• Data for the task:
━━━
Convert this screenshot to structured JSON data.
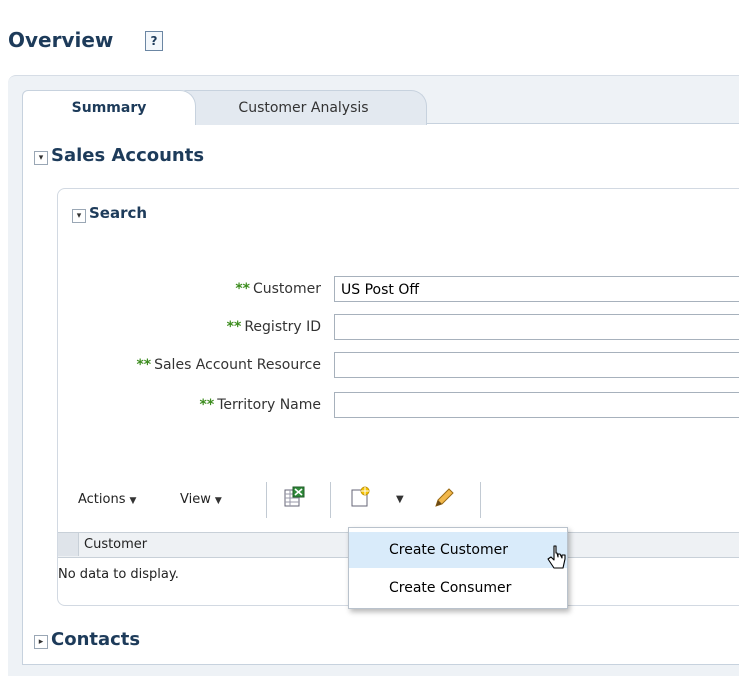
{
  "page": {
    "title": "Overview",
    "help_glyph": "?"
  },
  "tabs": [
    {
      "label": "Summary",
      "selected": true
    },
    {
      "label": "Customer Analysis",
      "selected": false
    }
  ],
  "sales_accounts": {
    "title": "Sales Accounts",
    "expanded": true,
    "search": {
      "title": "Search",
      "expanded": true,
      "required_marker": "**",
      "fields": [
        {
          "label": "Customer",
          "value": "US Post Off"
        },
        {
          "label": "Registry ID",
          "value": ""
        },
        {
          "label": "Sales Account Resource",
          "value": ""
        },
        {
          "label": "Territory Name",
          "value": ""
        }
      ]
    },
    "toolbar": {
      "actions_label": "Actions",
      "view_label": "View",
      "icons": [
        "export-to-excel-icon",
        "create-icon",
        "edit-pencil-icon"
      ]
    },
    "table": {
      "columns": [
        "Customer"
      ],
      "empty_text": "No data to display."
    },
    "create_menu": {
      "items": [
        {
          "label": "Create Customer",
          "highlighted": true
        },
        {
          "label": "Create Consumer",
          "highlighted": false
        }
      ]
    }
  },
  "contacts": {
    "title": "Contacts",
    "expanded": false
  },
  "colors": {
    "title_blue": "#1d3b5a",
    "required_green": "#3c8c1e",
    "menu_highlight": "#d9ebfa"
  }
}
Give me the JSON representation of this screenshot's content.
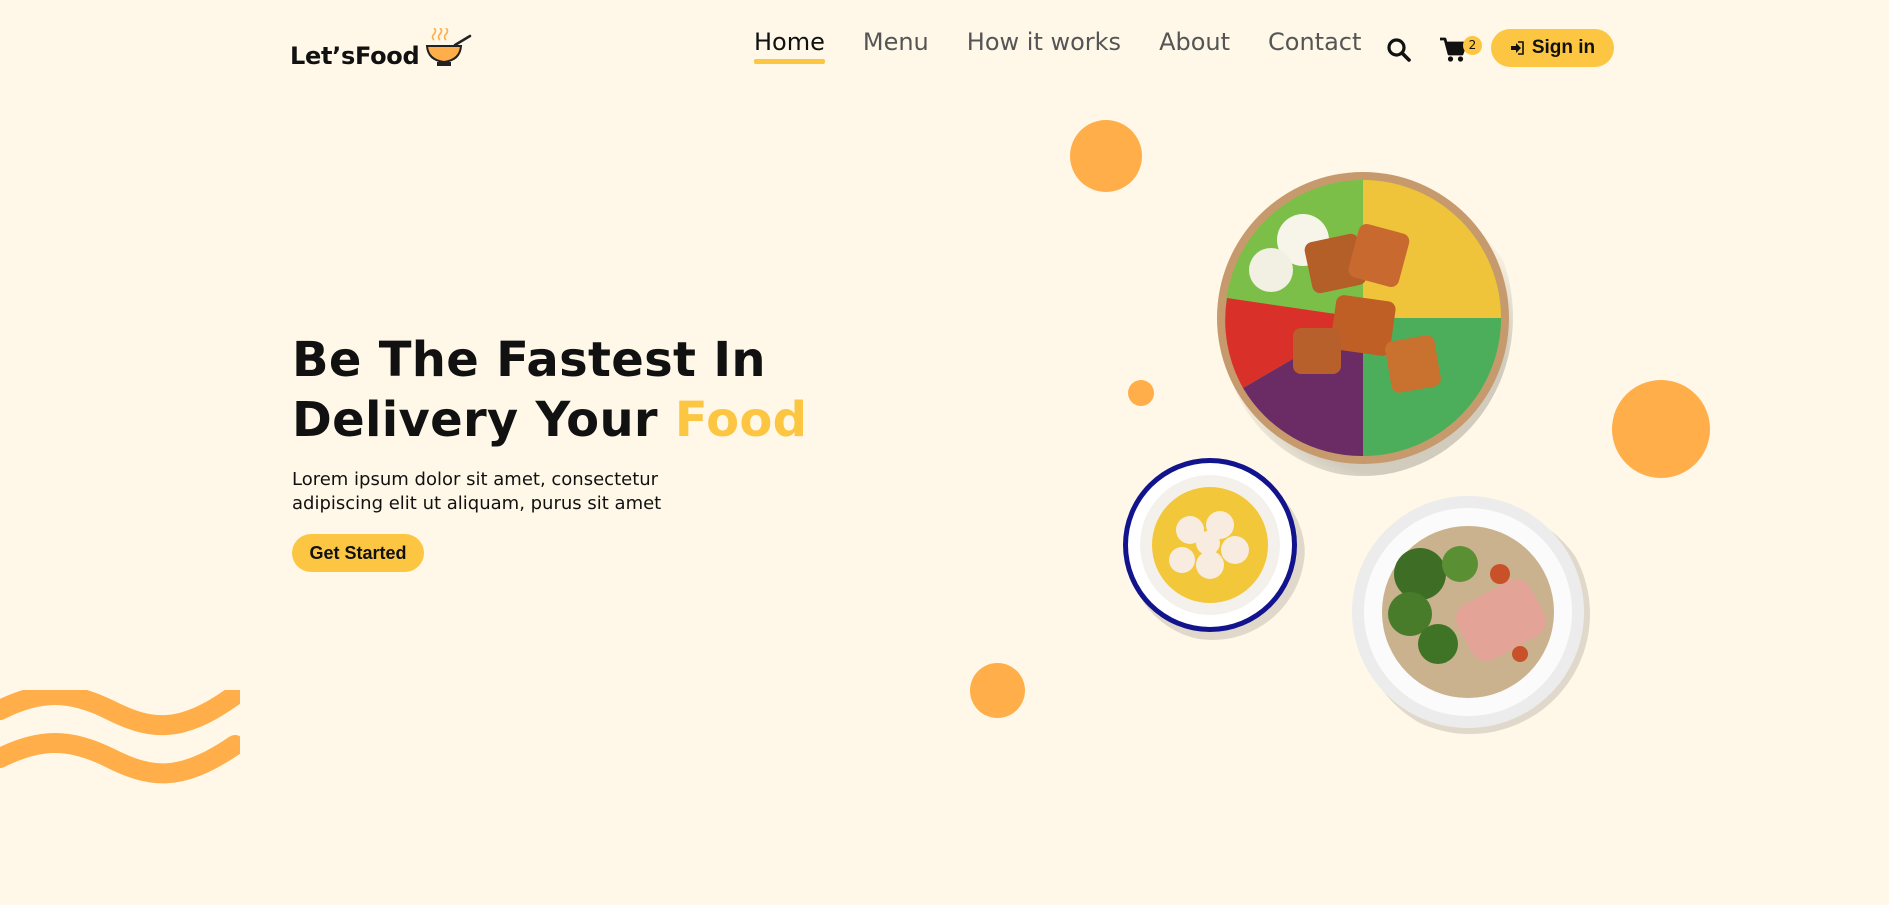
{
  "brand": {
    "name": "Let’sFood",
    "logo_icon": "soup-bowl-icon"
  },
  "nav": {
    "items": [
      {
        "label": "Home",
        "active": true
      },
      {
        "label": "Menu",
        "active": false
      },
      {
        "label": "How it works",
        "active": false
      },
      {
        "label": "About",
        "active": false
      },
      {
        "label": "Contact",
        "active": false
      }
    ]
  },
  "header": {
    "search_icon": "search-icon",
    "cart_icon": "cart-icon",
    "cart_count": "2",
    "signin_icon": "sign-in-icon",
    "signin_label": "Sign in"
  },
  "hero": {
    "title_line1": "Be The Fastest In",
    "title_line2": "Delivery Your",
    "title_accent": "Food",
    "description": "Lorem ipsum dolor sit amet, consectetur adipiscing elit ut aliquam, purus sit amet",
    "cta_label": "Get Started"
  },
  "colors": {
    "background": "#fff8e8",
    "accent_yellow": "#fcc642",
    "accent_orange": "#ffae4a"
  }
}
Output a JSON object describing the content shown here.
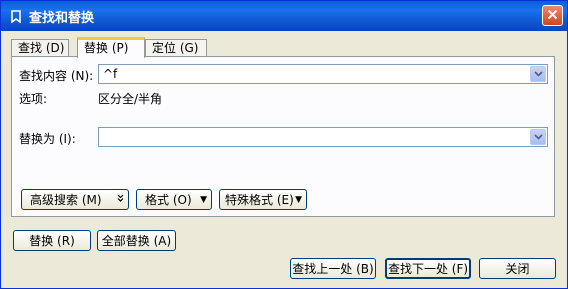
━━━
From the records given above, copy all lines containing "true".

• Completed task:
      "selected": true
    "expanded": true,
      "expanded": true,
          "highlighted": true
        "active": true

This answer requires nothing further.